>>>

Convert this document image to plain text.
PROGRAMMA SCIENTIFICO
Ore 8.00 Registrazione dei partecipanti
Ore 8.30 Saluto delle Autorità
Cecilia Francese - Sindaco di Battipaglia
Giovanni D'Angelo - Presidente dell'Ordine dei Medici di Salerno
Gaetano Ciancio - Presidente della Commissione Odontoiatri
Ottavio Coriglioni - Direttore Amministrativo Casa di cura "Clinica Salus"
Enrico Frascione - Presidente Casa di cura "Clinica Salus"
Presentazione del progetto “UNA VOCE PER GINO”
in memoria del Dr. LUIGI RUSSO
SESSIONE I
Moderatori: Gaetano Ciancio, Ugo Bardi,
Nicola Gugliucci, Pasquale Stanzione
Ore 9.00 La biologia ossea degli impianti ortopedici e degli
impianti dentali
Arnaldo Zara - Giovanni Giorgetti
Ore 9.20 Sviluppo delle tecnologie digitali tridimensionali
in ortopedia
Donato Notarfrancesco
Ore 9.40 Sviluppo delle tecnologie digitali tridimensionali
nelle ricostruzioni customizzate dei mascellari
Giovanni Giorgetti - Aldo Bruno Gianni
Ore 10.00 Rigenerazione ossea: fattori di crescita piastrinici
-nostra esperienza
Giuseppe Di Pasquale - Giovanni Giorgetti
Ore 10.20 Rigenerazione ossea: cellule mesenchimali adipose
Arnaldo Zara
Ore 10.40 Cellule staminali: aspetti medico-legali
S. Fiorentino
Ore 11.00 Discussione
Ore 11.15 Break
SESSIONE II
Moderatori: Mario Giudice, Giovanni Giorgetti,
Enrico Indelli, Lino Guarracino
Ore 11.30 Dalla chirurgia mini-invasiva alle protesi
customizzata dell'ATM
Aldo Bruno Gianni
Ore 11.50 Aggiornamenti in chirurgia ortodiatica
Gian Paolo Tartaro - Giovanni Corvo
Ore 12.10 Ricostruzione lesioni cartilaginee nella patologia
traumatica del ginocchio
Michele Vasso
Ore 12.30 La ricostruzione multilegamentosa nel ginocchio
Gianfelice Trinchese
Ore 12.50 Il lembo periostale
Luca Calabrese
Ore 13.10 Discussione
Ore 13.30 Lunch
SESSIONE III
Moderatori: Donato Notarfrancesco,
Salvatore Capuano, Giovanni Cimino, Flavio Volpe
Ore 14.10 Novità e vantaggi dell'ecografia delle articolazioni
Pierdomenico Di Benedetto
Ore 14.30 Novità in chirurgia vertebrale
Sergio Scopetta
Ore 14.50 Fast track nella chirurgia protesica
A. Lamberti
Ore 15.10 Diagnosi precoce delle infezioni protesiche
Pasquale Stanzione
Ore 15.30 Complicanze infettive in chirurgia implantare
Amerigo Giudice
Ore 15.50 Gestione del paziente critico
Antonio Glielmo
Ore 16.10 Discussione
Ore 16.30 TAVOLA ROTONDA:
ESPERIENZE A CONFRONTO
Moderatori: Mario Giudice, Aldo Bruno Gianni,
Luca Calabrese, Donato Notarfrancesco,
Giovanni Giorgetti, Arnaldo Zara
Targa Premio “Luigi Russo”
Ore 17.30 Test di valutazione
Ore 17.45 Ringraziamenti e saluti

<<<

**Aim:** Reproduce all of the records exactly.

**Reply:**
Convert this document image to plain text.
PROGRAMMA SCIENTIFICO
Ore 8.00 Registrazione dei partecipanti
Ore 8.30 Saluto delle Autorità
Cecilia Francese - Sindaco di Battipaglia
Giovanni D'Angelo - Presidente dell'Ordine dei Medici di Salerno
Gaetano Ciancio - Presidente della Commissione Odontoiatri
Ottavio Coriglioni - Direttore Amministrativo Casa di cura "Clinica Salus"
Enrico Frascione - Presidente Casa di cura "Clinica Salus"
Presentazione del progetto “UNA VOCE PER GINO”
in memoria del Dr. LUIGI RUSSO
SESSIONE I
Moderatori: Gaetano Ciancio, Ugo Bardi,
Nicola Gugliucci, Pasquale Stanzione
Ore 9.00 La biologia ossea degli impianti ortopedici e degli
impianti dentali
Arnaldo Zara - Giovanni Giorgetti
Ore 9.20 Sviluppo delle tecnologie digitali tridimensionali
in ortopedia
Donato Notarfrancesco
Ore 9.40 Sviluppo delle tecnologie digitali tridimensionali
nelle ricostruzioni customizzate dei mascellari
Giovanni Giorgetti - Aldo Bruno Gianni
Ore 10.00 Rigenerazione ossea: fattori di crescita piastrinici
-nostra esperienza
Giuseppe Di Pasquale - Giovanni Giorgetti
Ore 10.20 Rigenerazione ossea: cellule mesenchimali adipose
Arnaldo Zara
Ore 10.40 Cellule staminali: aspetti medico-legali
S. Fiorentino
Ore 11.00 Discussione
Ore 11.15 Break
SESSIONE II
Moderatori: Mario Giudice, Giovanni Giorgetti,
Enrico Indelli, Lino Guarracino
Ore 11.30 Dalla chirurgia mini-invasiva alle protesi
customizzata dell'ATM
Aldo Bruno Gianni
Ore 11.50 Aggiornamenti in chirurgia ortodiatica
Gian Paolo Tartaro - Giovanni Corvo
Ore 12.10 Ricostruzione lesioni cartilaginee nella patologia
traumatica del ginocchio
Michele Vasso
Ore 12.30 La ricostruzione multilegamentosa nel ginocchio
Gianfelice Trinchese
Ore 12.50 Il lembo periostale
Luca Calabrese
Ore 13.10 Discussione
Ore 13.30 Lunch
SESSIONE III
Moderatori: Donato Notarfrancesco,
Salvatore Capuano, Giovanni Cimino, Flavio Volpe
Ore 14.10 Novità e vantaggi dell'ecografia delle articolazioni
Pierdomenico Di Benedetto
Ore 14.30 Novità in chirurgia vertebrale
Sergio Scopetta
Ore 14.50 Fast track nella chirurgia protesica
A. Lamberti
Ore 15.10 Diagnosi precoce delle infezioni protesiche
Pasquale Stanzione
Ore 15.30 Complicanze infettive in chirurgia implantare
Amerigo Giudice
Ore 15.50 Gestione del paziente critico
Antonio Glielmo
Ore 16.10 Discussione
Ore 16.30 TAVOLA ROTONDA:
ESPERIENZE A CONFRONTO
Moderatori: Mario Giudice, Aldo Bruno Gianni,
Luca Calabrese, Donato Notarfrancesco,
Giovanni Giorgetti, Arnaldo Zara
Targa Premio “Luigi Russo”
Ore 17.30 Test di valutazione
Ore 17.45 Ringraziamenti e saluti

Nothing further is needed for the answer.